Instructions for the task> Transcribe everything in the data word for word. Pictures are left out.

Records from a collection of figures

----

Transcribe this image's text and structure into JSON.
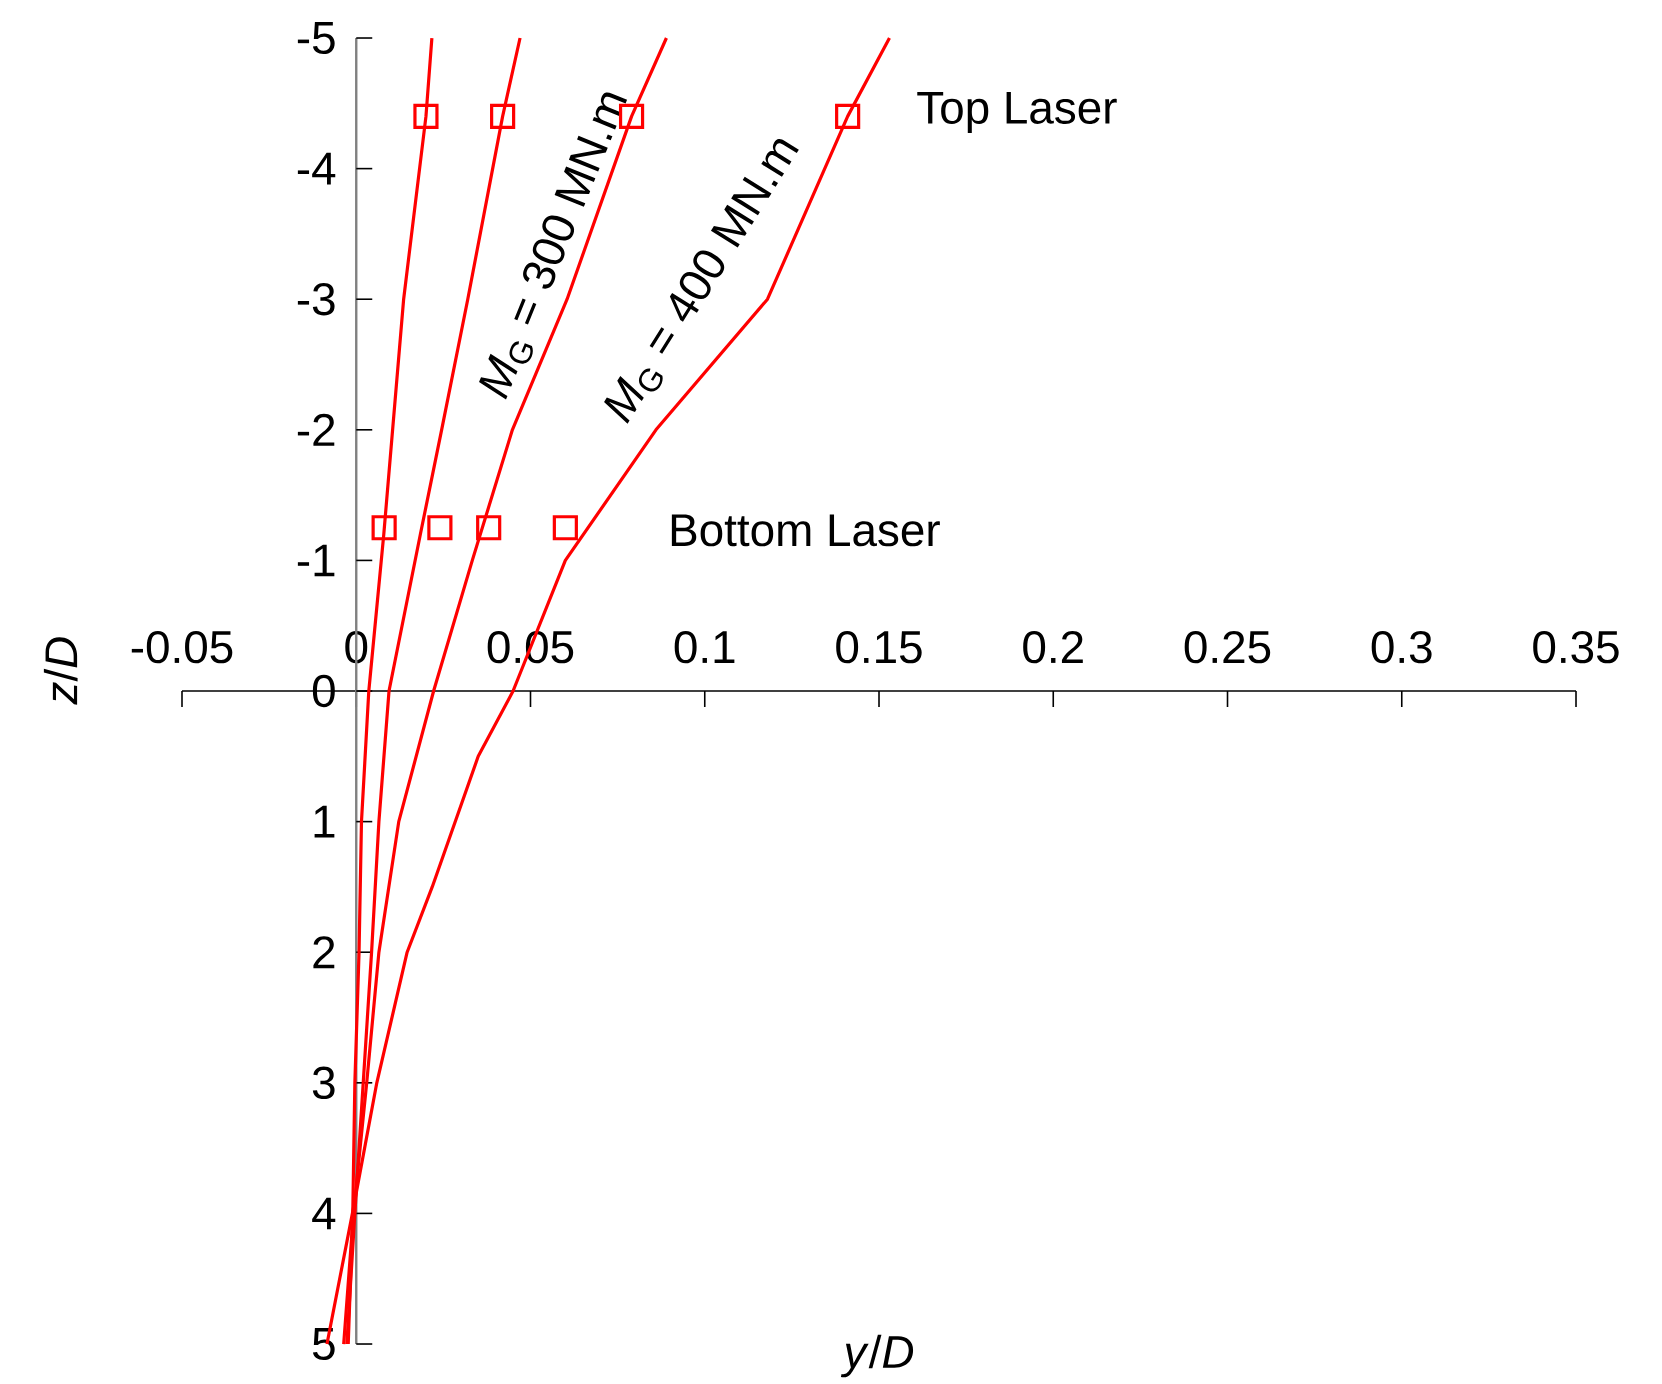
{
  "chart_data": {
    "type": "line",
    "xlabel": "*y*/*D*",
    "ylabel": "*z*/*D*",
    "xlim": [
      -0.05,
      0.35
    ],
    "ylim": [
      5,
      -5
    ],
    "xticks": [
      -0.05,
      0,
      0.05,
      0.1,
      0.15,
      0.2,
      0.25,
      0.3,
      0.35
    ],
    "yticks": [
      -5,
      -4,
      -3,
      -2,
      -1,
      0,
      1,
      2,
      3,
      4,
      5
    ],
    "marker": "none",
    "line_style": "solid",
    "grid": false,
    "series": [
      {
        "color": "#ff0000",
        "x": [
          -0.0023,
          -0.001,
          -0.0004,
          0.0008,
          0.0015,
          0.0036,
          0.0079,
          0.0136,
          0.02,
          0.0217
        ],
        "values": [
          5,
          4,
          3,
          2,
          1,
          0,
          -1.2,
          -3,
          -4.4,
          -5
        ]
      },
      {
        "color": "#ff0000",
        "x": [
          -0.0027,
          -0.0004,
          0.002,
          0.0044,
          0.0065,
          0.0094,
          0.0184,
          0.0245,
          0.032,
          0.042,
          0.047
        ],
        "values": [
          5,
          4,
          3,
          2,
          1,
          0,
          -1.2,
          -2,
          -3,
          -4.4,
          -5
        ]
      },
      {
        "color": "#ff0000",
        "x": [
          -0.0036,
          -0.0008,
          0.003,
          0.0065,
          0.0122,
          0.0222,
          0.0333,
          0.0448,
          0.0605,
          0.079,
          0.089
        ],
        "values": [
          5,
          4,
          3,
          2,
          1,
          0,
          -1,
          -2,
          -3,
          -4.4,
          -5
        ]
      },
      {
        "color": "#ff0000",
        "x": [
          -0.0084,
          -0.0011,
          0.0059,
          0.0146,
          0.0218,
          0.0284,
          0.035,
          0.045,
          0.06,
          0.086,
          0.118,
          0.141,
          0.153
        ],
        "values": [
          5,
          4,
          3,
          2,
          1.5,
          1,
          0.5,
          0,
          -1,
          -2,
          -3,
          -4.4,
          -5
        ]
      },
      {
        "type": "scatter",
        "color": "#ff0000",
        "marker": "square",
        "x": [
          0.02,
          0.042,
          0.079,
          0.141
        ],
        "values": [
          -4.4,
          -4.4,
          -4.4,
          -4.4
        ]
      },
      {
        "type": "scatter",
        "color": "#ff0000",
        "marker": "square",
        "x": [
          0.008,
          0.024,
          0.038,
          0.06
        ],
        "values": [
          -1.25,
          -1.25,
          -1.25,
          -1.25
        ]
      }
    ],
    "annotations": [
      "Top Laser",
      "Bottom Laser",
      "*M*$_{G}$ = 300 MN.m",
      "*M*$_{G}$ = 400 MN.m"
    ]
  }
}
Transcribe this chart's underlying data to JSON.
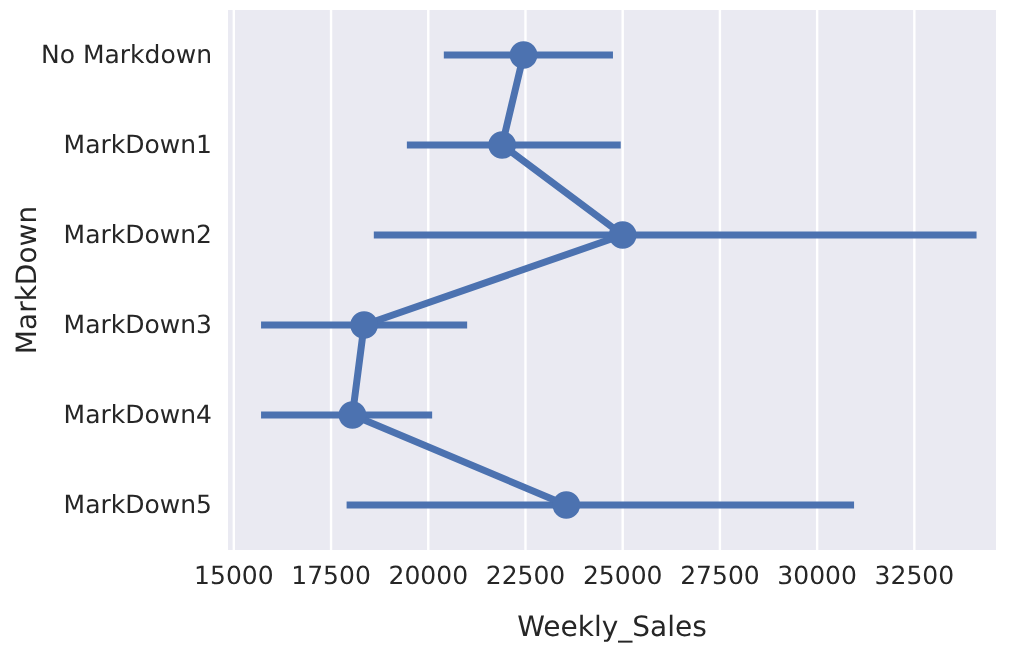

----

Response below>
Transcribe this image's text and structure into JSON.
{
  "chart_data": {
    "type": "line",
    "xlabel": "*y*/*D*",
    "ylabel": "*z*/*D*",
    "xlim": [
      -0.05,
      0.35
    ],
    "ylim": [
      5,
      -5
    ],
    "xticks": [
      -0.05,
      0,
      0.05,
      0.1,
      0.15,
      0.2,
      0.25,
      0.3,
      0.35
    ],
    "yticks": [
      -5,
      -4,
      -3,
      -2,
      -1,
      0,
      1,
      2,
      3,
      4,
      5
    ],
    "marker": "none",
    "line_style": "solid",
    "grid": false,
    "series": [
      {
        "color": "#ff0000",
        "x": [
          -0.0023,
          -0.001,
          -0.0004,
          0.0008,
          0.0015,
          0.0036,
          0.0079,
          0.0136,
          0.02,
          0.0217
        ],
        "values": [
          5,
          4,
          3,
          2,
          1,
          0,
          -1.2,
          -3,
          -4.4,
          -5
        ]
      },
      {
        "color": "#ff0000",
        "x": [
          -0.0027,
          -0.0004,
          0.002,
          0.0044,
          0.0065,
          0.0094,
          0.0184,
          0.0245,
          0.032,
          0.042,
          0.047
        ],
        "values": [
          5,
          4,
          3,
          2,
          1,
          0,
          -1.2,
          -2,
          -3,
          -4.4,
          -5
        ]
      },
      {
        "color": "#ff0000",
        "x": [
          -0.0036,
          -0.0008,
          0.003,
          0.0065,
          0.0122,
          0.0222,
          0.0333,
          0.0448,
          0.0605,
          0.079,
          0.089
        ],
        "values": [
          5,
          4,
          3,
          2,
          1,
          0,
          -1,
          -2,
          -3,
          -4.4,
          -5
        ]
      },
      {
        "color": "#ff0000",
        "x": [
          -0.0084,
          -0.0011,
          0.0059,
          0.0146,
          0.0218,
          0.0284,
          0.035,
          0.045,
          0.06,
          0.086,
          0.118,
          0.141,
          0.153
        ],
        "values": [
          5,
          4,
          3,
          2,
          1.5,
          1,
          0.5,
          0,
          -1,
          -2,
          -3,
          -4.4,
          -5
        ]
      },
      {
        "type": "scatter",
        "color": "#ff0000",
        "marker": "square",
        "x": [
          0.02,
          0.042,
          0.079,
          0.141
        ],
        "values": [
          -4.4,
          -4.4,
          -4.4,
          -4.4
        ]
      },
      {
        "type": "scatter",
        "color": "#ff0000",
        "marker": "square",
        "x": [
          0.008,
          0.024,
          0.038,
          0.06
        ],
        "values": [
          -1.25,
          -1.25,
          -1.25,
          -1.25
        ]
      }
    ],
    "annotations": [
      "Top Laser",
      "Bottom Laser",
      "*M*$_{G}$ = 300 MN.m",
      "*M*$_{G}$ = 400 MN.m"
    ]
  }
}
Transcribe this chart's underlying data to JSON.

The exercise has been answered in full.